### Task directions
Each entry needs to be restated exactly as written.

### Working data
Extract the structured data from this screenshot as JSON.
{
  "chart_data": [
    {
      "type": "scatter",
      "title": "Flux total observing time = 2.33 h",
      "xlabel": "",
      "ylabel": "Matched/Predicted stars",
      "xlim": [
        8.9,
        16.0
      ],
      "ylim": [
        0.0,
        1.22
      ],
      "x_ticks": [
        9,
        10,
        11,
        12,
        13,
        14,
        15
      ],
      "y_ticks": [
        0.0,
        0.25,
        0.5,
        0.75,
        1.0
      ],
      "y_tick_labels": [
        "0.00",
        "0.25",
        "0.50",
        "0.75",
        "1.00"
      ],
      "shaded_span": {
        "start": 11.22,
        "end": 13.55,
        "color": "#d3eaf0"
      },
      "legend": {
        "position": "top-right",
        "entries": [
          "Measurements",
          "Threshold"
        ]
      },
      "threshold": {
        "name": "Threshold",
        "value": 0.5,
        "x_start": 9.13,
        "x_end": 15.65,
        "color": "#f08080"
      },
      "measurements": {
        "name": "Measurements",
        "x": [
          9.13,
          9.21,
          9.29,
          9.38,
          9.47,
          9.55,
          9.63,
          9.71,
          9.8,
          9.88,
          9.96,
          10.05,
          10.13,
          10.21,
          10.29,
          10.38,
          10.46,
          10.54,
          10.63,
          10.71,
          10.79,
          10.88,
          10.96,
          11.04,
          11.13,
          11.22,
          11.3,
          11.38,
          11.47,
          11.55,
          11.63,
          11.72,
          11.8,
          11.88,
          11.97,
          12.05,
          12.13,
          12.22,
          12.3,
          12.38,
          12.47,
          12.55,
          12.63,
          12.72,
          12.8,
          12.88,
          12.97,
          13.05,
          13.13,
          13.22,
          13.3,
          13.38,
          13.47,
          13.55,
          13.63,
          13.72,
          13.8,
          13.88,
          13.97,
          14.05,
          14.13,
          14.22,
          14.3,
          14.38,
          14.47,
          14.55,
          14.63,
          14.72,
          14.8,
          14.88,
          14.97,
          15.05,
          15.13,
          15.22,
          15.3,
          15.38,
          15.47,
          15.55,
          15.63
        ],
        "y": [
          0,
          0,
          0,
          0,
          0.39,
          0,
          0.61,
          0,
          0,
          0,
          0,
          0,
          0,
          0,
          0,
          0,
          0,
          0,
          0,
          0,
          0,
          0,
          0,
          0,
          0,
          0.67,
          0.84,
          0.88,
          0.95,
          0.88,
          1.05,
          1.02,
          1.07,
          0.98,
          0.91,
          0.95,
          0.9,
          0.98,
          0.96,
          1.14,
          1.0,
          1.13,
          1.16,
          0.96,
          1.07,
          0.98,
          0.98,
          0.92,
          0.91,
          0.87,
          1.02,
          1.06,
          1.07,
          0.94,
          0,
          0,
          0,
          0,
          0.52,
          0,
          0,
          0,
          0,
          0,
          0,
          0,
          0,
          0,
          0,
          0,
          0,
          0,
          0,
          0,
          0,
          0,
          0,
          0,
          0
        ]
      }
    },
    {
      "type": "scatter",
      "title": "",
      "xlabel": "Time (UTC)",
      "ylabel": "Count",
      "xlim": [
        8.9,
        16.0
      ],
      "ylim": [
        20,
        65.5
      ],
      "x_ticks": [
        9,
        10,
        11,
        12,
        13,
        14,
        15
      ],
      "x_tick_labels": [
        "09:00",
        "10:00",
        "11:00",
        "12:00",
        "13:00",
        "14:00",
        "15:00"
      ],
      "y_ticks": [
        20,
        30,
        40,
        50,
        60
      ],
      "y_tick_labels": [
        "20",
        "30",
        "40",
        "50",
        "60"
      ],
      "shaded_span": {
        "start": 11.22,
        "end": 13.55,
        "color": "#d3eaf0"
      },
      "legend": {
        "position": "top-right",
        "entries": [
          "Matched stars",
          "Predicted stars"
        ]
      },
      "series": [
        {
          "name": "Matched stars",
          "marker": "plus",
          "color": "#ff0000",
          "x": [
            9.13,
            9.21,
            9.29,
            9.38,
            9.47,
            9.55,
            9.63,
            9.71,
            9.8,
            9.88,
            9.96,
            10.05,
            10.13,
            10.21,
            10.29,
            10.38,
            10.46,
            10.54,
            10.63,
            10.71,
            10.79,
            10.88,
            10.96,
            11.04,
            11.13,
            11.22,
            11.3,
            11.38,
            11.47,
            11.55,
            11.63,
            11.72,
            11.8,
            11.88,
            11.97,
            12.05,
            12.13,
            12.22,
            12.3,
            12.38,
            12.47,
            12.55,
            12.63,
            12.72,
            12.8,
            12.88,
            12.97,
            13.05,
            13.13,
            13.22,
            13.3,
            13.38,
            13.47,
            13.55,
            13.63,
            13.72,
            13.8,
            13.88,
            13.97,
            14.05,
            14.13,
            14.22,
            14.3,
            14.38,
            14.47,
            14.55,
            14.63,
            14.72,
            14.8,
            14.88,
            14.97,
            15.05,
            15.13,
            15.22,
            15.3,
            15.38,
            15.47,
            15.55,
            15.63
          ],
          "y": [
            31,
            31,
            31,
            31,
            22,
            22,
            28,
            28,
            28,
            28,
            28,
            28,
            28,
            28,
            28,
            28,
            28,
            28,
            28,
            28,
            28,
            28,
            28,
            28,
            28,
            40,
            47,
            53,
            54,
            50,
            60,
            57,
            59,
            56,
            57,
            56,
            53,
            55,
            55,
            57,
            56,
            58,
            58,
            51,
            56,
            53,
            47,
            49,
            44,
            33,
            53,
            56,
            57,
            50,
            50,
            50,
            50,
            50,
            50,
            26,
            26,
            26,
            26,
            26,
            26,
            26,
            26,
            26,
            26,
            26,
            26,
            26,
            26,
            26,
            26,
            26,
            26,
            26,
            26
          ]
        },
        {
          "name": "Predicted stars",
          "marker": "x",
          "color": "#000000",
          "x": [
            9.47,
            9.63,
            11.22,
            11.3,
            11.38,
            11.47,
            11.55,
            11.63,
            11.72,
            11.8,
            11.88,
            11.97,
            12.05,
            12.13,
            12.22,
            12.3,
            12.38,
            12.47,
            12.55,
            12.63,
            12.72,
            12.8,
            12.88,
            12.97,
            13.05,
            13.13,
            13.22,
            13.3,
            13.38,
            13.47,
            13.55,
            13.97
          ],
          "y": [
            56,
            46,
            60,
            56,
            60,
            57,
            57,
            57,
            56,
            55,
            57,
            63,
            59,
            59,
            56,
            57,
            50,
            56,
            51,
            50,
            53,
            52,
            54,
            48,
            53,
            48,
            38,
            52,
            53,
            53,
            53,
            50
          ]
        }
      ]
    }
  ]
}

### Task response
Extract the structured data from this screenshot as JSON.
{
  "chart_data": [
    {
      "type": "scatter",
      "title": "Flux total observing time = 2.33 h",
      "xlabel": "",
      "ylabel": "Matched/Predicted stars",
      "xlim": [
        8.9,
        16.0
      ],
      "ylim": [
        0.0,
        1.22
      ],
      "x_ticks": [
        9,
        10,
        11,
        12,
        13,
        14,
        15
      ],
      "y_ticks": [
        0.0,
        0.25,
        0.5,
        0.75,
        1.0
      ],
      "y_tick_labels": [
        "0.00",
        "0.25",
        "0.50",
        "0.75",
        "1.00"
      ],
      "shaded_span": {
        "start": 11.22,
        "end": 13.55,
        "color": "#d3eaf0"
      },
      "legend": {
        "position": "top-right",
        "entries": [
          "Measurements",
          "Threshold"
        ]
      },
      "threshold": {
        "name": "Threshold",
        "value": 0.5,
        "x_start": 9.13,
        "x_end": 15.65,
        "color": "#f08080"
      },
      "measurements": {
        "name": "Measurements",
        "x": [
          9.13,
          9.21,
          9.29,
          9.38,
          9.47,
          9.55,
          9.63,
          9.71,
          9.8,
          9.88,
          9.96,
          10.05,
          10.13,
          10.21,
          10.29,
          10.38,
          10.46,
          10.54,
          10.63,
          10.71,
          10.79,
          10.88,
          10.96,
          11.04,
          11.13,
          11.22,
          11.3,
          11.38,
          11.47,
          11.55,
          11.63,
          11.72,
          11.8,
          11.88,
          11.97,
          12.05,
          12.13,
          12.22,
          12.3,
          12.38,
          12.47,
          12.55,
          12.63,
          12.72,
          12.8,
          12.88,
          12.97,
          13.05,
          13.13,
          13.22,
          13.3,
          13.38,
          13.47,
          13.55,
          13.63,
          13.72,
          13.8,
          13.88,
          13.97,
          14.05,
          14.13,
          14.22,
          14.3,
          14.38,
          14.47,
          14.55,
          14.63,
          14.72,
          14.8,
          14.88,
          14.97,
          15.05,
          15.13,
          15.22,
          15.3,
          15.38,
          15.47,
          15.55,
          15.63
        ],
        "y": [
          0,
          0,
          0,
          0,
          0.39,
          0,
          0.61,
          0,
          0,
          0,
          0,
          0,
          0,
          0,
          0,
          0,
          0,
          0,
          0,
          0,
          0,
          0,
          0,
          0,
          0,
          0.67,
          0.84,
          0.88,
          0.95,
          0.88,
          1.05,
          1.02,
          1.07,
          0.98,
          0.91,
          0.95,
          0.9,
          0.98,
          0.96,
          1.14,
          1.0,
          1.13,
          1.16,
          0.96,
          1.07,
          0.98,
          0.98,
          0.92,
          0.91,
          0.87,
          1.02,
          1.06,
          1.07,
          0.94,
          0,
          0,
          0,
          0,
          0.52,
          0,
          0,
          0,
          0,
          0,
          0,
          0,
          0,
          0,
          0,
          0,
          0,
          0,
          0,
          0,
          0,
          0,
          0,
          0,
          0
        ]
      }
    },
    {
      "type": "scatter",
      "title": "",
      "xlabel": "Time (UTC)",
      "ylabel": "Count",
      "xlim": [
        8.9,
        16.0
      ],
      "ylim": [
        20,
        65.5
      ],
      "x_ticks": [
        9,
        10,
        11,
        12,
        13,
        14,
        15
      ],
      "x_tick_labels": [
        "09:00",
        "10:00",
        "11:00",
        "12:00",
        "13:00",
        "14:00",
        "15:00"
      ],
      "y_ticks": [
        20,
        30,
        40,
        50,
        60
      ],
      "y_tick_labels": [
        "20",
        "30",
        "40",
        "50",
        "60"
      ],
      "shaded_span": {
        "start": 11.22,
        "end": 13.55,
        "color": "#d3eaf0"
      },
      "legend": {
        "position": "top-right",
        "entries": [
          "Matched stars",
          "Predicted stars"
        ]
      },
      "series": [
        {
          "name": "Matched stars",
          "marker": "plus",
          "color": "#ff0000",
          "x": [
            9.13,
            9.21,
            9.29,
            9.38,
            9.47,
            9.55,
            9.63,
            9.71,
            9.8,
            9.88,
            9.96,
            10.05,
            10.13,
            10.21,
            10.29,
            10.38,
            10.46,
            10.54,
            10.63,
            10.71,
            10.79,
            10.88,
            10.96,
            11.04,
            11.13,
            11.22,
            11.3,
            11.38,
            11.47,
            11.55,
            11.63,
            11.72,
            11.8,
            11.88,
            11.97,
            12.05,
            12.13,
            12.22,
            12.3,
            12.38,
            12.47,
            12.55,
            12.63,
            12.72,
            12.8,
            12.88,
            12.97,
            13.05,
            13.13,
            13.22,
            13.3,
            13.38,
            13.47,
            13.55,
            13.63,
            13.72,
            13.8,
            13.88,
            13.97,
            14.05,
            14.13,
            14.22,
            14.3,
            14.38,
            14.47,
            14.55,
            14.63,
            14.72,
            14.8,
            14.88,
            14.97,
            15.05,
            15.13,
            15.22,
            15.3,
            15.38,
            15.47,
            15.55,
            15.63
          ],
          "y": [
            31,
            31,
            31,
            31,
            22,
            22,
            28,
            28,
            28,
            28,
            28,
            28,
            28,
            28,
            28,
            28,
            28,
            28,
            28,
            28,
            28,
            28,
            28,
            28,
            28,
            40,
            47,
            53,
            54,
            50,
            60,
            57,
            59,
            56,
            57,
            56,
            53,
            55,
            55,
            57,
            56,
            58,
            58,
            51,
            56,
            53,
            47,
            49,
            44,
            33,
            53,
            56,
            57,
            50,
            50,
            50,
            50,
            50,
            50,
            26,
            26,
            26,
            26,
            26,
            26,
            26,
            26,
            26,
            26,
            26,
            26,
            26,
            26,
            26,
            26,
            26,
            26,
            26,
            26
          ]
        },
        {
          "name": "Predicted stars",
          "marker": "x",
          "color": "#000000",
          "x": [
            9.47,
            9.63,
            11.22,
            11.3,
            11.38,
            11.47,
            11.55,
            11.63,
            11.72,
            11.8,
            11.88,
            11.97,
            12.05,
            12.13,
            12.22,
            12.3,
            12.38,
            12.47,
            12.55,
            12.63,
            12.72,
            12.8,
            12.88,
            12.97,
            13.05,
            13.13,
            13.22,
            13.3,
            13.38,
            13.47,
            13.55,
            13.97
          ],
          "y": [
            56,
            46,
            60,
            56,
            60,
            57,
            57,
            57,
            56,
            55,
            57,
            63,
            59,
            59,
            56,
            57,
            50,
            56,
            51,
            50,
            53,
            52,
            54,
            48,
            53,
            48,
            38,
            52,
            53,
            53,
            53,
            50
          ]
        }
      ]
    }
  ]
}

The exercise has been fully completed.